Start of Material provided

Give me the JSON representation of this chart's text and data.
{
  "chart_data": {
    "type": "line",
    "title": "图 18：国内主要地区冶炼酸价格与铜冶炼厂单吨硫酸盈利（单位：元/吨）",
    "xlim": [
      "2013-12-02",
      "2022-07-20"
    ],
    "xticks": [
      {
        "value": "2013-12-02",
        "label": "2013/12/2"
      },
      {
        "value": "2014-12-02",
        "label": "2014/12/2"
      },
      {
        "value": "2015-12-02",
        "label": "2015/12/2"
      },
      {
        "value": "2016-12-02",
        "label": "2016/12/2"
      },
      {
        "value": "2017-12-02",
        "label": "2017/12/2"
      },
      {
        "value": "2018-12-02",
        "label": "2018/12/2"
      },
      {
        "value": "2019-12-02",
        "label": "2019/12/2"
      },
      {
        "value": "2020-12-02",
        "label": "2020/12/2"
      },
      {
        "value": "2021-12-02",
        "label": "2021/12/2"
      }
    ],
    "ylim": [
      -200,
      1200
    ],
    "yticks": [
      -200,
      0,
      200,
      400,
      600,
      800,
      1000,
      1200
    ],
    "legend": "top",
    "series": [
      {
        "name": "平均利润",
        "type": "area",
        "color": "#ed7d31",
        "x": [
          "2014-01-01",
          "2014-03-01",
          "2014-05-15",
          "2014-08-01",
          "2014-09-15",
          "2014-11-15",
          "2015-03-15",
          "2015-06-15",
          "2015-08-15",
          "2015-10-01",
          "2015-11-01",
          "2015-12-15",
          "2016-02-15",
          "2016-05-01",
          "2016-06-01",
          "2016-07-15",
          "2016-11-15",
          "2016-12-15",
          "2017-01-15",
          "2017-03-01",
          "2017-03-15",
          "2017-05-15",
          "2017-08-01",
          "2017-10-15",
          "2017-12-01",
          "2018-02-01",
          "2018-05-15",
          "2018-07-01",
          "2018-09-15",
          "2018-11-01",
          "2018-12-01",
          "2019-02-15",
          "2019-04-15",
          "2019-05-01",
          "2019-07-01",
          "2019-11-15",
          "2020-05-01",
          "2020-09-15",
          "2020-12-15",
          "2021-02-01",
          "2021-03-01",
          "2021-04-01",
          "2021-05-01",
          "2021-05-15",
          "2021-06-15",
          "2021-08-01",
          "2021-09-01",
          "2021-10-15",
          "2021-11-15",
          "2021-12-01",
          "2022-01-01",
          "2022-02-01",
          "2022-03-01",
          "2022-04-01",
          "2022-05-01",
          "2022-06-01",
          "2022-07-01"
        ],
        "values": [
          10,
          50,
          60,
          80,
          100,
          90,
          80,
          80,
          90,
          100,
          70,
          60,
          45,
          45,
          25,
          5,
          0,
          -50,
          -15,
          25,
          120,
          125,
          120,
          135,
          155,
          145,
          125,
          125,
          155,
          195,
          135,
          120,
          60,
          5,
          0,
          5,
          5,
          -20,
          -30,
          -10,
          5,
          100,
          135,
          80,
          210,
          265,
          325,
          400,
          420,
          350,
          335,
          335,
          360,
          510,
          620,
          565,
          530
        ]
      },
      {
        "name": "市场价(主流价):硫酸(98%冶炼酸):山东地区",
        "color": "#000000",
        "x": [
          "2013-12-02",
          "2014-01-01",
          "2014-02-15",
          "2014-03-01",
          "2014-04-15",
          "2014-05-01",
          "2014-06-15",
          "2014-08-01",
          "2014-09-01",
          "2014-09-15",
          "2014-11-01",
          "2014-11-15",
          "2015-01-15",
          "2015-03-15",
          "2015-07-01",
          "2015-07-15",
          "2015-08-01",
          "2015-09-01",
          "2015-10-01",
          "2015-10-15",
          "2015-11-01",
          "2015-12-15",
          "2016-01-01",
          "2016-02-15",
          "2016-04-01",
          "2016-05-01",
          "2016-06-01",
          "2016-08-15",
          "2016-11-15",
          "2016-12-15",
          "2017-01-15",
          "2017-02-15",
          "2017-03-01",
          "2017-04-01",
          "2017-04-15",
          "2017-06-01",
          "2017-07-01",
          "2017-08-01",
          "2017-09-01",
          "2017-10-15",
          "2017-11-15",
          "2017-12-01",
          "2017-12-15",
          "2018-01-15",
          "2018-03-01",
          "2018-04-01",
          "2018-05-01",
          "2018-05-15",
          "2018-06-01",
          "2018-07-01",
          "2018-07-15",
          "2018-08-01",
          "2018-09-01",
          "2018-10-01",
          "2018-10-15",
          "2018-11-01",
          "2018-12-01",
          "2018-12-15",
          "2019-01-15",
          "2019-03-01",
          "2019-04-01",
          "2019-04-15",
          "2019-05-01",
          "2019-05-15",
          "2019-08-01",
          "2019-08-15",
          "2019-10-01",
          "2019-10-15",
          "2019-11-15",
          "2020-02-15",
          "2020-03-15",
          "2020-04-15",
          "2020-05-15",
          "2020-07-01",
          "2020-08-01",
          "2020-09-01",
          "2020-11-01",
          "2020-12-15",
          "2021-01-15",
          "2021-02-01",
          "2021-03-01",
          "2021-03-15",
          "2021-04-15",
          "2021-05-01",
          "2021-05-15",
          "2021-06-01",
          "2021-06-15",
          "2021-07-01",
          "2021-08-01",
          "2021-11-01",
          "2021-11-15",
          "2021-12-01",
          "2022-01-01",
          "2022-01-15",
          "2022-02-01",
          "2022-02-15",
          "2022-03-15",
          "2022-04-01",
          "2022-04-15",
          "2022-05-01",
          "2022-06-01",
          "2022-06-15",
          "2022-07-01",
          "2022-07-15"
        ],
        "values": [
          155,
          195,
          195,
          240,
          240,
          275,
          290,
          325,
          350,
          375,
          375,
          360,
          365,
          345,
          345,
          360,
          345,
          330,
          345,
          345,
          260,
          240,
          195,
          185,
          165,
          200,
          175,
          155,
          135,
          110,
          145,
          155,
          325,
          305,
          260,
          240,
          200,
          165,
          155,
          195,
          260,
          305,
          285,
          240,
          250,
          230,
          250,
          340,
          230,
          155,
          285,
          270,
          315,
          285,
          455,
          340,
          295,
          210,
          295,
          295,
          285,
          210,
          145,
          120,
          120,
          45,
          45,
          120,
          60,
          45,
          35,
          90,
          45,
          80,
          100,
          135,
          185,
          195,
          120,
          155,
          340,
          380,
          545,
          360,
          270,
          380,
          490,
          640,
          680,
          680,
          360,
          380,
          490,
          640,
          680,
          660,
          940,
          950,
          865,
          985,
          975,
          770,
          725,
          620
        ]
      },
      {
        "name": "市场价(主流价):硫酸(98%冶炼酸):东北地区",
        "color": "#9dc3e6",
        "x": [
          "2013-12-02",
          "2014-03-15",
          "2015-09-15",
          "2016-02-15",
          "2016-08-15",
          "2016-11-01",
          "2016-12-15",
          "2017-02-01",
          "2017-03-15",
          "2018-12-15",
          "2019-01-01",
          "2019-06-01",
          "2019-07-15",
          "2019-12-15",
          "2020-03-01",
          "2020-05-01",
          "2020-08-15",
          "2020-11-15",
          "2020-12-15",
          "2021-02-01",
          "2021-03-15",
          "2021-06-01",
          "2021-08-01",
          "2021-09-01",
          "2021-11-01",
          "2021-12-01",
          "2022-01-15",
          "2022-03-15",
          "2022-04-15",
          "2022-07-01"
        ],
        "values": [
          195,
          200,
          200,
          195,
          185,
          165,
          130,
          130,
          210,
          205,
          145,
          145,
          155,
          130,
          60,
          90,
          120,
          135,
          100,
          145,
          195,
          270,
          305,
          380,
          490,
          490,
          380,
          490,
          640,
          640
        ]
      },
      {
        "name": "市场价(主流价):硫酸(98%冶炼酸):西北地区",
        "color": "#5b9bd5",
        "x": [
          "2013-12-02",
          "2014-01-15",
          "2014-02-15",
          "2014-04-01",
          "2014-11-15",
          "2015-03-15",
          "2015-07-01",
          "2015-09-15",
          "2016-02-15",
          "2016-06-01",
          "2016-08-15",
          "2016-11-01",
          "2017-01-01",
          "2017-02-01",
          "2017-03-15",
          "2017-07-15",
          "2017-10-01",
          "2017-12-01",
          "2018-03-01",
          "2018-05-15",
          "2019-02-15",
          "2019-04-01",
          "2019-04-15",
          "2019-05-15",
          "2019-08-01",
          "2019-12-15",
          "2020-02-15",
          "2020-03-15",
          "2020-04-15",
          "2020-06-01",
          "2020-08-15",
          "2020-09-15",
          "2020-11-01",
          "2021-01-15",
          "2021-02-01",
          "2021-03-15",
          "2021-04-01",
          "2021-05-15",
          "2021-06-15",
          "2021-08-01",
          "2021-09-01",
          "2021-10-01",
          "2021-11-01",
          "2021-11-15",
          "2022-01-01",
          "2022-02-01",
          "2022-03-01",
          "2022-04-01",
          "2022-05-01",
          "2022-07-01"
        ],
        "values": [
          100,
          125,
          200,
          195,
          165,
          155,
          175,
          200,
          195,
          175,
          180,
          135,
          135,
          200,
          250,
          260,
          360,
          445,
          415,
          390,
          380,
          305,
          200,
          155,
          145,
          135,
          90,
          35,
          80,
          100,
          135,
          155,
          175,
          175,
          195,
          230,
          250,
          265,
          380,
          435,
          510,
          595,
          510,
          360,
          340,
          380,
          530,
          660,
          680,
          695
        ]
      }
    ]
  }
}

End of Material provided

Work to do.
Check each line above for the string "name", then copy the ones that have it.

Result of the task.
        "name": "平均利润",
        "name": "市场价(主流价):硫酸(98%冶炼酸):山东地区",
        "name": "市场价(主流价):硫酸(98%冶炼酸):东北地区",
        "name": "市场价(主流价):硫酸(98%冶炼酸):西北地区",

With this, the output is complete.